▶ [Aim of the task] What follows is a set of records; repeat all of them exactly.

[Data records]
------------------------------------------------

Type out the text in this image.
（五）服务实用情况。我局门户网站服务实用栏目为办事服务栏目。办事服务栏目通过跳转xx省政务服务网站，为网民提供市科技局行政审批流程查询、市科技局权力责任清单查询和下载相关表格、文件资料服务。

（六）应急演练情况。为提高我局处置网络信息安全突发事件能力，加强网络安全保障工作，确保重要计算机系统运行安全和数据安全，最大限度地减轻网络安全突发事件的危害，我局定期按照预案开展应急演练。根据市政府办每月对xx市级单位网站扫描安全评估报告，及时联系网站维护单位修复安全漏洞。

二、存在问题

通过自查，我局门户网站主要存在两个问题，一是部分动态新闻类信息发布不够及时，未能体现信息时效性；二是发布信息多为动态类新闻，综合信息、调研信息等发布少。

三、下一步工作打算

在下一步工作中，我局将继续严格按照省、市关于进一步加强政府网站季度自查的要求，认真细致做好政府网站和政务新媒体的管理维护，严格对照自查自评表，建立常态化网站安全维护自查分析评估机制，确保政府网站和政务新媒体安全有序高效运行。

------------------------------------------------

▶ [Response below]
Type out the text in this image.
（五）服务实用情况。我局门户网站服务实用栏目为办事服务栏目。办事服务栏目通过跳转xx省政务服务网站，为网民提供市科技局行政审批流程查询、市科技局权力责任清单查询和下载相关表格、文件资料服务。

（六）应急演练情况。为提高我局处置网络信息安全突发事件能力，加强网络安全保障工作，确保重要计算机系统运行安全和数据安全，最大限度地减轻网络安全突发事件的危害，我局定期按照预案开展应急演练。根据市政府办每月对xx市级单位网站扫描安全评估报告，及时联系网站维护单位修复安全漏洞。

二、存在问题

通过自查，我局门户网站主要存在两个问题，一是部分动态新闻类信息发布不够及时，未能体现信息时效性；二是发布信息多为动态类新闻，综合信息、调研信息等发布少。

三、下一步工作打算

在下一步工作中，我局将继续严格按照省、市关于进一步加强政府网站季度自查的要求，认真细致做好政府网站和政务新媒体的管理维护，严格对照自查自评表，建立常态化网站安全维护自查分析评估机制，确保政府网站和政务新媒体安全有序高效运行。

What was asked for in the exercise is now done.